Check each line of the listing, and copy it if it contains the word "area".
* start *
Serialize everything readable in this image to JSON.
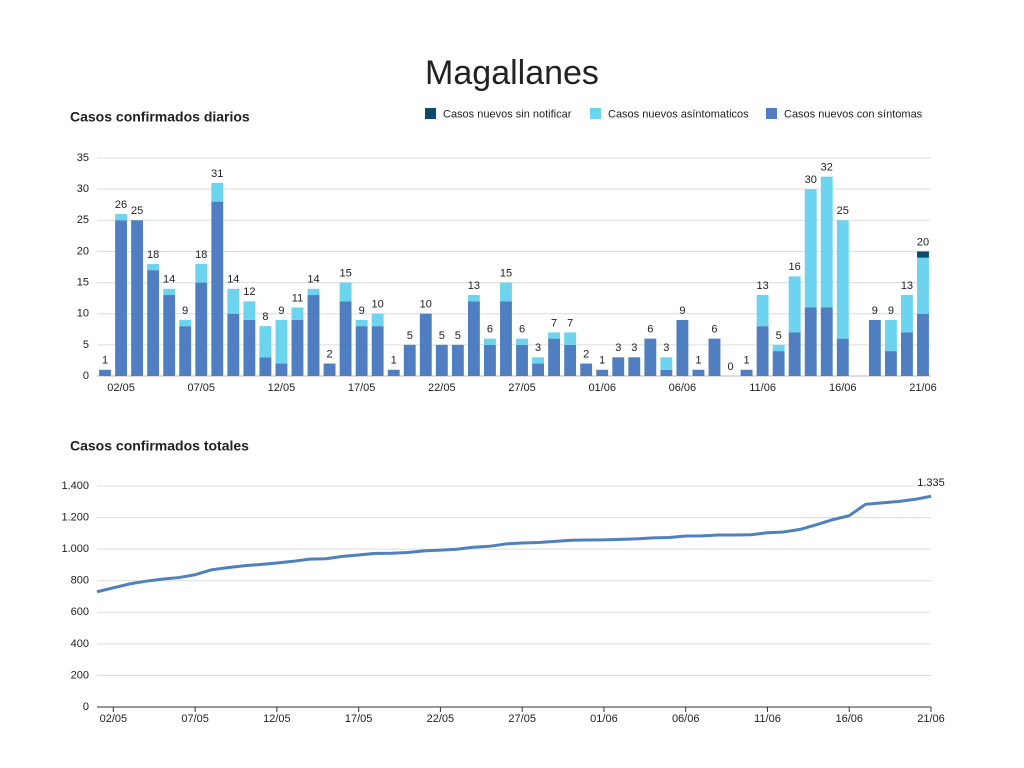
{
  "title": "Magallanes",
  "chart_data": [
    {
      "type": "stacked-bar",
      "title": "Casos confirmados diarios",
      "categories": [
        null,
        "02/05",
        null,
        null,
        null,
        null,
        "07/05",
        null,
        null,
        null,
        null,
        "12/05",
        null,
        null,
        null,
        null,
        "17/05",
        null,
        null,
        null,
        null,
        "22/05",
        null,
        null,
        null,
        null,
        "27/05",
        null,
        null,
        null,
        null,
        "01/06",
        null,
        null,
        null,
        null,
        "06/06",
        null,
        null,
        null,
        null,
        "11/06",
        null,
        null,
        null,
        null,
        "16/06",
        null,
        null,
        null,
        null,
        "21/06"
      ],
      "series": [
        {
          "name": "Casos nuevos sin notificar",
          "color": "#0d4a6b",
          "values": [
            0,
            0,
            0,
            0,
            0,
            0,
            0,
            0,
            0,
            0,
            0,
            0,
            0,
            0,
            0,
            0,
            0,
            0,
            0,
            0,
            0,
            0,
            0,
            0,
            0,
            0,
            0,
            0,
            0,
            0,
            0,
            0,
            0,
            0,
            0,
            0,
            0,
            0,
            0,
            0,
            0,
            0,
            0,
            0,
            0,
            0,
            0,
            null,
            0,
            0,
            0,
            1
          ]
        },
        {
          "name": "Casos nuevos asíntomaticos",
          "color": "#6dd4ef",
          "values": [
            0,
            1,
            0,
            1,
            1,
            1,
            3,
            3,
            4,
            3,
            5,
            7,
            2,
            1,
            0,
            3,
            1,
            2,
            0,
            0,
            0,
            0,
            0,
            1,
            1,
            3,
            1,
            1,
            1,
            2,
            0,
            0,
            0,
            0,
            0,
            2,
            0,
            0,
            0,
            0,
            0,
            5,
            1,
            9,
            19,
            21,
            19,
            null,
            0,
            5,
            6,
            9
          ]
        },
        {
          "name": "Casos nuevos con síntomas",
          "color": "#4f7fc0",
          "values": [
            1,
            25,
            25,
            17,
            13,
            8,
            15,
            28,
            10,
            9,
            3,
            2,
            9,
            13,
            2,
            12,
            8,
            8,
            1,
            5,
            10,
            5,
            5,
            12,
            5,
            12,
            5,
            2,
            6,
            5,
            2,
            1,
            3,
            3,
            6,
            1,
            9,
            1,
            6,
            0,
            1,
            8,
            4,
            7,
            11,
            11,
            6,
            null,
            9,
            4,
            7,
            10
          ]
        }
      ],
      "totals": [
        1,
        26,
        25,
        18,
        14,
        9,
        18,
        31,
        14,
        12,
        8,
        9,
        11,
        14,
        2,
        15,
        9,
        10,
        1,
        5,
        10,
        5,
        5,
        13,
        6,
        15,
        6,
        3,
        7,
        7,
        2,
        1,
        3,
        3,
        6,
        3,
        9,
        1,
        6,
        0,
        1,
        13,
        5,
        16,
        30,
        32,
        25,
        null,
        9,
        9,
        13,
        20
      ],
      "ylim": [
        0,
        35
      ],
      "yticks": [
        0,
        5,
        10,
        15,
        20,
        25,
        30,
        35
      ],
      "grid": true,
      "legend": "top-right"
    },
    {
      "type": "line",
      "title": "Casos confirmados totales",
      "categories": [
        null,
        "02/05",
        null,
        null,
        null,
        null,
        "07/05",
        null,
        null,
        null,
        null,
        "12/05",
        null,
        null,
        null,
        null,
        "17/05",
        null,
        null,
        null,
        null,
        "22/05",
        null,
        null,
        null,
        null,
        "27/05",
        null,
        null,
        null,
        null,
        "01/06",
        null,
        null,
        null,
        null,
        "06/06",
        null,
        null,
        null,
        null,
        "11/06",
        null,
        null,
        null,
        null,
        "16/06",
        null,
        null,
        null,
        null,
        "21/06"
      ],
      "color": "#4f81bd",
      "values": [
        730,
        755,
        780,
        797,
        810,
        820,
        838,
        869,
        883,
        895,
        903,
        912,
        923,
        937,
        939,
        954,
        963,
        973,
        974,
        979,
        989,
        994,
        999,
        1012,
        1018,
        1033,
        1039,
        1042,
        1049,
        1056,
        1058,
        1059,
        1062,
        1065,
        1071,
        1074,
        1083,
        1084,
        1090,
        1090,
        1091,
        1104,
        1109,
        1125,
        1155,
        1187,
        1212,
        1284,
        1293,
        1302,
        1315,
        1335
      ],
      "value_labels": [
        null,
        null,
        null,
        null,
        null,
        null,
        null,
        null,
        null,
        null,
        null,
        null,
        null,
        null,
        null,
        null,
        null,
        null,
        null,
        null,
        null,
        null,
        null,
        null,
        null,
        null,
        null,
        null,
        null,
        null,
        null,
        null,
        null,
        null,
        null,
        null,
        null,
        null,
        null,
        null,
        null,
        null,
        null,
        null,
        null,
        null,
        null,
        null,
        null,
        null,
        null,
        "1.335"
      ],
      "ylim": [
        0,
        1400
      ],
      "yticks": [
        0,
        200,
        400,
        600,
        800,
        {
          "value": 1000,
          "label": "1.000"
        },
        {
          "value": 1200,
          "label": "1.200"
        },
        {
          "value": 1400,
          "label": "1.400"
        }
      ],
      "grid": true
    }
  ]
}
* end *
* start *
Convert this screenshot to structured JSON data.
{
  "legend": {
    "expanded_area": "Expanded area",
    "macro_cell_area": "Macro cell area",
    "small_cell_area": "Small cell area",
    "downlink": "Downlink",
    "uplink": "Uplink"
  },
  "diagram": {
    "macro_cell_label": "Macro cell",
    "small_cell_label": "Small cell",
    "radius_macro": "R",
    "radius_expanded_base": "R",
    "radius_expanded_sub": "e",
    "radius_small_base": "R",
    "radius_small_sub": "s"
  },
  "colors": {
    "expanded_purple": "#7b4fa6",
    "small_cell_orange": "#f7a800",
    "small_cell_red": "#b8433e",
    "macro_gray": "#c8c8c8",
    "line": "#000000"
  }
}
* end *
▸ **Correct result**:
    "expanded_area": "Expanded area",
    "macro_cell_area": "Macro cell area",
    "small_cell_area": "Small cell area",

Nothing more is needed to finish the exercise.